*Goal*: Reply with only the number of lines that contain the string "Bankers".

====== Source data

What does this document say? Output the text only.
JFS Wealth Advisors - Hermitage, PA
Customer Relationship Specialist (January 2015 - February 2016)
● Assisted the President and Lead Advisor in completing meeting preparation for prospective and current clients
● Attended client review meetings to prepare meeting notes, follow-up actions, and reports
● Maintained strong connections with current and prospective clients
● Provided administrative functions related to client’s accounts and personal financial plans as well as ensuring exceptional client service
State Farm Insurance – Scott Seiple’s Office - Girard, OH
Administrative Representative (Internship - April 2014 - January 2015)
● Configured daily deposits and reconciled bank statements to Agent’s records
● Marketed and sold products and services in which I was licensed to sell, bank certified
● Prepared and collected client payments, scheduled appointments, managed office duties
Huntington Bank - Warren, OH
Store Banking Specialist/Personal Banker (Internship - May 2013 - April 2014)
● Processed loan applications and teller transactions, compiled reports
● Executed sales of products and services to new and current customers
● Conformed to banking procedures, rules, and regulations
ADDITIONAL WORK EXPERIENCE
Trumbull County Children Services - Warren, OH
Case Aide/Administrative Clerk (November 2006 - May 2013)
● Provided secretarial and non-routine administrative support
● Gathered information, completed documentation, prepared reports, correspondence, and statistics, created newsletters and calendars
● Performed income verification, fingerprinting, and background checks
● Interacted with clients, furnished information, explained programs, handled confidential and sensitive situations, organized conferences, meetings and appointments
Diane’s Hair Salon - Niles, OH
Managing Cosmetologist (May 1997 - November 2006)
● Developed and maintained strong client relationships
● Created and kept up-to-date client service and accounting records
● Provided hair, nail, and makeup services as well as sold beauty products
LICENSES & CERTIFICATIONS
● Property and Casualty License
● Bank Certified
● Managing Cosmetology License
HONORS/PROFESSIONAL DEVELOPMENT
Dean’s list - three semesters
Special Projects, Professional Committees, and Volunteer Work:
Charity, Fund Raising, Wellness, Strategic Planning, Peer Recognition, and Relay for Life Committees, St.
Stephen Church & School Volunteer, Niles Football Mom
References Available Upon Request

============
====== Source data

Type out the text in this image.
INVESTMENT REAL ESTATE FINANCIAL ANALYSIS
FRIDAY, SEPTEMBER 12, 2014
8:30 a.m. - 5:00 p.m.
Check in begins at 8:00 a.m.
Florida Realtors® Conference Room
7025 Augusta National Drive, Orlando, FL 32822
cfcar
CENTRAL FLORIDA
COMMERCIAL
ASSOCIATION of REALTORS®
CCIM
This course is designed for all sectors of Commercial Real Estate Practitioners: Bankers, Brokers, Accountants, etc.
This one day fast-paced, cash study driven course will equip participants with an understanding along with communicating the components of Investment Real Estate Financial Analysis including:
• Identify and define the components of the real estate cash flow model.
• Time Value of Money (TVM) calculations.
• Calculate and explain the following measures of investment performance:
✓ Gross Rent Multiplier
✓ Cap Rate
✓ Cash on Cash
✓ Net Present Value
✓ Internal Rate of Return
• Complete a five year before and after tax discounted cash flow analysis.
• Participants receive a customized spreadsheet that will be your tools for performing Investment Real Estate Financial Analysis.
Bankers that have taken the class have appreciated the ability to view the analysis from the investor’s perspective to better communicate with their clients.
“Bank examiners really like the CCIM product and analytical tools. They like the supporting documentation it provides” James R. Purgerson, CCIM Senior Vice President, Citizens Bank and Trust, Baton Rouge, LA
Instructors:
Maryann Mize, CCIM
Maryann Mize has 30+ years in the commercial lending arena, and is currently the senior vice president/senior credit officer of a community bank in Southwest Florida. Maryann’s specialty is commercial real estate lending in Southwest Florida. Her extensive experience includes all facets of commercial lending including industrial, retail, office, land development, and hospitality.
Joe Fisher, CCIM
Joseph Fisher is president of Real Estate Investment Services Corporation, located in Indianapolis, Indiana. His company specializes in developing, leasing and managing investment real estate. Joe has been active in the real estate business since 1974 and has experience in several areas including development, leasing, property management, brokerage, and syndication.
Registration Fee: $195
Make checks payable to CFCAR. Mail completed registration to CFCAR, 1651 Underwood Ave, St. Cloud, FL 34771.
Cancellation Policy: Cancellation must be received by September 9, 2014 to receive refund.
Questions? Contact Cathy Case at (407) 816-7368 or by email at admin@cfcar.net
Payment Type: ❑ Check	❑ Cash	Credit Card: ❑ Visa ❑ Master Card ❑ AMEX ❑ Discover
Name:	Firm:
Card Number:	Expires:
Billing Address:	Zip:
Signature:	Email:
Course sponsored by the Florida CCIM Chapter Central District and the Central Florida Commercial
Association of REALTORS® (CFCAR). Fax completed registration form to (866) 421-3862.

============

*Task result*: 2